DATA FOR PROCESSING:
◆ ◆ ◆ ◆

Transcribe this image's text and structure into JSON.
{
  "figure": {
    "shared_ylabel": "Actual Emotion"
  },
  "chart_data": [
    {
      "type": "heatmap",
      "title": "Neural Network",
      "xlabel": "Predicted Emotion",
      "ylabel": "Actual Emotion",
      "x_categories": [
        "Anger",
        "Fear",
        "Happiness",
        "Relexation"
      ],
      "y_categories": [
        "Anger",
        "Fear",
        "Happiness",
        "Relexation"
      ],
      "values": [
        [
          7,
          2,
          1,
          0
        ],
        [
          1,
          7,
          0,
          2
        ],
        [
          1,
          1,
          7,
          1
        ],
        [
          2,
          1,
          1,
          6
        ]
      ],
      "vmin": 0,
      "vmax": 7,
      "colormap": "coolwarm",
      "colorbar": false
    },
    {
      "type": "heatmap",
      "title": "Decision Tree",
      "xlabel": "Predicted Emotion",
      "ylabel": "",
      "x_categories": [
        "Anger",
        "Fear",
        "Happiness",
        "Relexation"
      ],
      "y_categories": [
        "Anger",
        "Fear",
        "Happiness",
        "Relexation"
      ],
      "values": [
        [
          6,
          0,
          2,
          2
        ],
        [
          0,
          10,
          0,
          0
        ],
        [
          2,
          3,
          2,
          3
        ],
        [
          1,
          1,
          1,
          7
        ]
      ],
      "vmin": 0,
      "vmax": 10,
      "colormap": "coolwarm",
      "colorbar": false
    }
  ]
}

◆ ◆ ◆ ◆

EXERCISE: Can you give every line above again, exactly as written?

FULL OUTPUT:
Transcribe this image's text and structure into JSON.
{
  "figure": {
    "shared_ylabel": "Actual Emotion"
  },
  "chart_data": [
    {
      "type": "heatmap",
      "title": "Neural Network",
      "xlabel": "Predicted Emotion",
      "ylabel": "Actual Emotion",
      "x_categories": [
        "Anger",
        "Fear",
        "Happiness",
        "Relexation"
      ],
      "y_categories": [
        "Anger",
        "Fear",
        "Happiness",
        "Relexation"
      ],
      "values": [
        [
          7,
          2,
          1,
          0
        ],
        [
          1,
          7,
          0,
          2
        ],
        [
          1,
          1,
          7,
          1
        ],
        [
          2,
          1,
          1,
          6
        ]
      ],
      "vmin": 0,
      "vmax": 7,
      "colormap": "coolwarm",
      "colorbar": false
    },
    {
      "type": "heatmap",
      "title": "Decision Tree",
      "xlabel": "Predicted Emotion",
      "ylabel": "",
      "x_categories": [
        "Anger",
        "Fear",
        "Happiness",
        "Relexation"
      ],
      "y_categories": [
        "Anger",
        "Fear",
        "Happiness",
        "Relexation"
      ],
      "values": [
        [
          6,
          0,
          2,
          2
        ],
        [
          0,
          10,
          0,
          0
        ],
        [
          2,
          3,
          2,
          3
        ],
        [
          1,
          1,
          1,
          7
        ]
      ],
      "vmin": 0,
      "vmax": 10,
      "colormap": "coolwarm",
      "colorbar": false
    }
  ]
}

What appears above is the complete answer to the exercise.